The Pixel 6 Pro has a much sharper display, however: the 6 Pro has a physical resolution of 1440 × 3120 pixels, while the Pixel is 1080 × 1920 pixels—that is, the number of hardware pixels that make up the screen itself.

The ratio between a device's logical pixels and physical pixels is the device pixel ratio for that display (DPR). DPR is calculated by dividing the device's actual screen resolution by a viewport's CSS pixels.

A DPR of 2 displayed in a console window.

So, the original Pixel has a DPR of 2.6, while the Pixel 6 Pro has a DPR of 3.5.

The iPhone 4, the first device with a DPR greater than 1, reports a device pixel ratio of 2—the physical resolution of the screen is double the logical resolution. Any device prior to the iPhone 4 had a DPR of 1: one logical pixel to one physical pixel.

If you view that 400px-wide image on a display with a DPR of 2, each logical pixel is being rendered across four of the display's physical pixels: two horizontal and two vertical. The image doesn't benefit from the high-density display—it will look the same as it would on a display with a DPR of 1. Of course, anything "drawn" by the browser's rendering engine—text, CSS shapes, or SVGs, for example—will be drawn to suit the higher-density display. But as you learned from Image Formats and Compression, raster images are fixed grids of pixels. While it may not always be glaringly obvious, a raster image upscaled to suit a higher-density display will look low-resolution compared to the surrounding page.

※ ※ ※

▸ **TASKS TO PERFORM**:
**A.** Copy the passage on device pixel ratio word for word.
**B.** From the records, repeat the lines between the one holding "article-date: 2003-3-27 13:01:48" and the one holding "section-heading-9: 9、报销： (172, 422, 236, 438)", both included, and nothing else.
The records have no connection to the passage on device pixel ratio.

(Excerpt from a dataset)
※ ※ ※

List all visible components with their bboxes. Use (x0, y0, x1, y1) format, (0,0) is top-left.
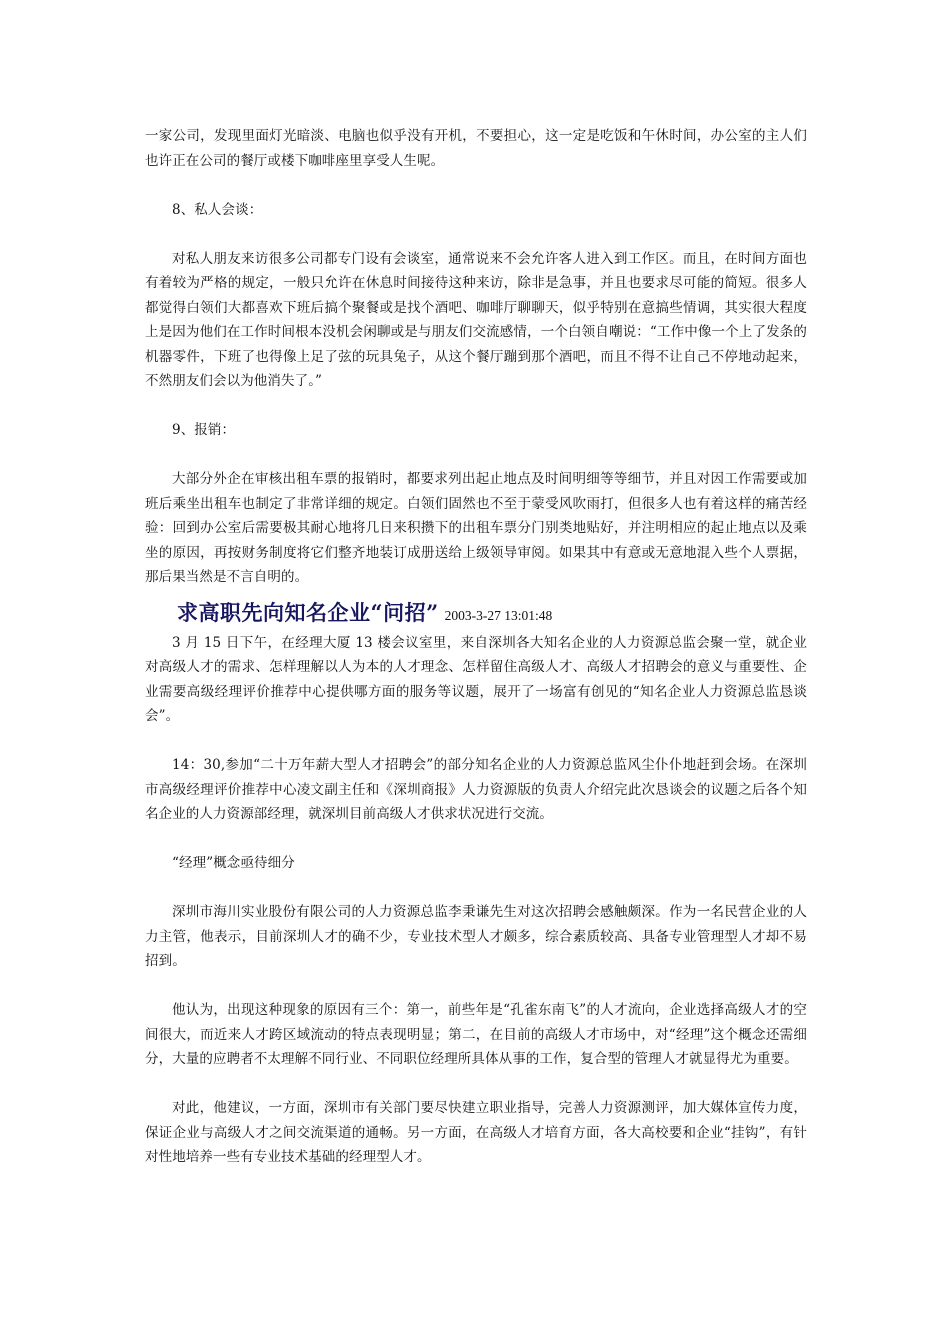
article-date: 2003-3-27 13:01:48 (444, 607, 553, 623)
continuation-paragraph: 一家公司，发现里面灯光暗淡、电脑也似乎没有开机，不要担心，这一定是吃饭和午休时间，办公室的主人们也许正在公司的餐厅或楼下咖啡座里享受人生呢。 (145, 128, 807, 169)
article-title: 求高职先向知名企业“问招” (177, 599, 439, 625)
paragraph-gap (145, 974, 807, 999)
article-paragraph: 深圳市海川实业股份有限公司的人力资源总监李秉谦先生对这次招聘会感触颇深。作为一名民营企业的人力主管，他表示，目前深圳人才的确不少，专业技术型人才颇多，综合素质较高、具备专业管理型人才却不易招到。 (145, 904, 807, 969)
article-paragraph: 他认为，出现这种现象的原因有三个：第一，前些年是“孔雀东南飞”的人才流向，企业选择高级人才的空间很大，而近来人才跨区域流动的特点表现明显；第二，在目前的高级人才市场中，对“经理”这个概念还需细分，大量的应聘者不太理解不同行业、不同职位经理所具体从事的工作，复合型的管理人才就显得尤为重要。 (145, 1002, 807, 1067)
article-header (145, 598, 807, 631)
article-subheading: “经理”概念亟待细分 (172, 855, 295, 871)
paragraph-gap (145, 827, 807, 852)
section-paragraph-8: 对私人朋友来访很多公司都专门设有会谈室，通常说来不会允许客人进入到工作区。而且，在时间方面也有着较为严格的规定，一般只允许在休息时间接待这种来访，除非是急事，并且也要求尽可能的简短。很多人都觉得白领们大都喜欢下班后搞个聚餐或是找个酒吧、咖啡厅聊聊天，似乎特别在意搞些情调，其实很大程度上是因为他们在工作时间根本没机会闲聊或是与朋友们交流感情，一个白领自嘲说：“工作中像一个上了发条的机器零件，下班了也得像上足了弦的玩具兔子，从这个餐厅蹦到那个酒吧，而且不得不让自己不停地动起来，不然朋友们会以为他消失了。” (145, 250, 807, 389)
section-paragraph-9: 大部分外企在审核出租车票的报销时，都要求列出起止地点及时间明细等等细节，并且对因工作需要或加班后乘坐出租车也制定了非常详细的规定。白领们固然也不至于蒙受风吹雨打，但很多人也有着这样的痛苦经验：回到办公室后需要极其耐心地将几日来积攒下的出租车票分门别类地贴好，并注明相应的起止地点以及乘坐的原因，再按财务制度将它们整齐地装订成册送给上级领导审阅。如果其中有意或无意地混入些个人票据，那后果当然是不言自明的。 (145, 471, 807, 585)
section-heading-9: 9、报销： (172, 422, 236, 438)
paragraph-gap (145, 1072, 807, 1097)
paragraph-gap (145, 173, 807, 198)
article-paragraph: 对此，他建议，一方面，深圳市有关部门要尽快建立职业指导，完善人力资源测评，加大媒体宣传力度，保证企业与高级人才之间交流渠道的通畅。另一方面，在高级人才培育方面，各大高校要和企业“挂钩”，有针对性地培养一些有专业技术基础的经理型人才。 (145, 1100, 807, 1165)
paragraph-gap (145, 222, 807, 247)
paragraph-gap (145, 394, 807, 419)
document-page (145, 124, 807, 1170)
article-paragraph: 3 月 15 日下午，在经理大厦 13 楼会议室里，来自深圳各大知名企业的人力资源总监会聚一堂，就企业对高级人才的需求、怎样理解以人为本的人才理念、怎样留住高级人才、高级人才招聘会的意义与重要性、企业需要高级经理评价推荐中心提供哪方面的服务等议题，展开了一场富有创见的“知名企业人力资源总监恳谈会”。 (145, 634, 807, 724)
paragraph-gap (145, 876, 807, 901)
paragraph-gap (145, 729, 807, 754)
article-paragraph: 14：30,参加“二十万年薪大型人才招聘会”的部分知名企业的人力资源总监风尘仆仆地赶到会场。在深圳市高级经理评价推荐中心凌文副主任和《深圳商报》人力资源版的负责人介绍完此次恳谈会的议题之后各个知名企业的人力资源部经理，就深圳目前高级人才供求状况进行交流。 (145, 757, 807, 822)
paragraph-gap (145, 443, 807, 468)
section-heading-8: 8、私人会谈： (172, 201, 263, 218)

※ ※ ※

▸ **TASK RESPONSES**:
**A.**
The Pixel 6 Pro has a much sharper display, however: the 6 Pro has a physical resolution of 1440 × 3120 pixels, while the Pixel is 1080 × 1920 pixels—that is, the number of hardware pixels that make up the screen itself.

The ratio between a device's logical pixels and physical pixels is the device pixel ratio for that display (DPR). DPR is calculated by dividing the device's actual screen resolution by a viewport's CSS pixels.

A DPR of 2 displayed in a console window.

So, the original Pixel has a DPR of 2.6, while the Pixel 6 Pro has a DPR of 3.5.

The iPhone 4, the first device with a DPR greater than 1, reports a device pixel ratio of 2—the physical resolution of the screen is double the logical resolution. Any device prior to the iPhone 4 had a DPR of 1: one logical pixel to one physical pixel.

If you view that 400px-wide image on a display with a DPR of 2, each logical pixel is being rendered across four of the display's physical pixels: two horizontal and two vertical. The image doesn't benefit from the high-density display—it will look the same as it would on a display with a DPR of 1. Of course, anything "drawn" by the browser's rendering engine—text, CSS shapes, or SVGs, for example—will be drawn to suit the higher-density display. But as you learned from Image Formats and Compression, raster images are fixed grids of pixels. While it may not always be glaringly obvious, a raster image upscaled to suit a higher-density display will look low-resolution compared to the surrounding page.

**B.**
article-date: 2003-3-27 13:01:48 (444, 607, 553, 623)
continuation-paragraph: 一家公司，发现里面灯光暗淡、电脑也似乎没有开机，不要担心，这一定是吃饭和午休时间，办公室的主人们也许正在公司的餐厅或楼下咖啡座里享受人生呢。 (145, 128, 807, 169)
article-title: 求高职先向知名企业“问招” (177, 599, 439, 625)
paragraph-gap (145, 974, 807, 999)
article-paragraph: 深圳市海川实业股份有限公司的人力资源总监李秉谦先生对这次招聘会感触颇深。作为一名民营企业的人力主管，他表示，目前深圳人才的确不少，专业技术型人才颇多，综合素质较高、具备专业管理型人才却不易招到。 (145, 904, 807, 969)
article-paragraph: 他认为，出现这种现象的原因有三个：第一，前些年是“孔雀东南飞”的人才流向，企业选择高级人才的空间很大，而近来人才跨区域流动的特点表现明显；第二，在目前的高级人才市场中，对“经理”这个概念还需细分，大量的应聘者不太理解不同行业、不同职位经理所具体从事的工作，复合型的管理人才就显得尤为重要。 (145, 1002, 807, 1067)
article-header (145, 598, 807, 631)
article-subheading: “经理”概念亟待细分 (172, 855, 295, 871)
paragraph-gap (145, 827, 807, 852)
section-paragraph-8: 对私人朋友来访很多公司都专门设有会谈室，通常说来不会允许客人进入到工作区。而且，在时间方面也有着较为严格的规定，一般只允许在休息时间接待这种来访，除非是急事，并且也要求尽可能的简短。很多人都觉得白领们大都喜欢下班后搞个聚餐或是找个酒吧、咖啡厅聊聊天，似乎特别在意搞些情调，其实很大程度上是因为他们在工作时间根本没机会闲聊或是与朋友们交流感情，一个白领自嘲说：“工作中像一个上了发条的机器零件，下班了也得像上足了弦的玩具兔子，从这个餐厅蹦到那个酒吧，而且不得不让自己不停地动起来，不然朋友们会以为他消失了。” (145, 250, 807, 389)
section-paragraph-9: 大部分外企在审核出租车票的报销时，都要求列出起止地点及时间明细等等细节，并且对因工作需要或加班后乘坐出租车也制定了非常详细的规定。白领们固然也不至于蒙受风吹雨打，但很多人也有着这样的痛苦经验：回到办公室后需要极其耐心地将几日来积攒下的出租车票分门别类地贴好，并注明相应的起止地点以及乘坐的原因，再按财务制度将它们整齐地装订成册送给上级领导审阅。如果其中有意或无意地混入些个人票据，那后果当然是不言自明的。 (145, 471, 807, 585)
section-heading-9: 9、报销： (172, 422, 236, 438)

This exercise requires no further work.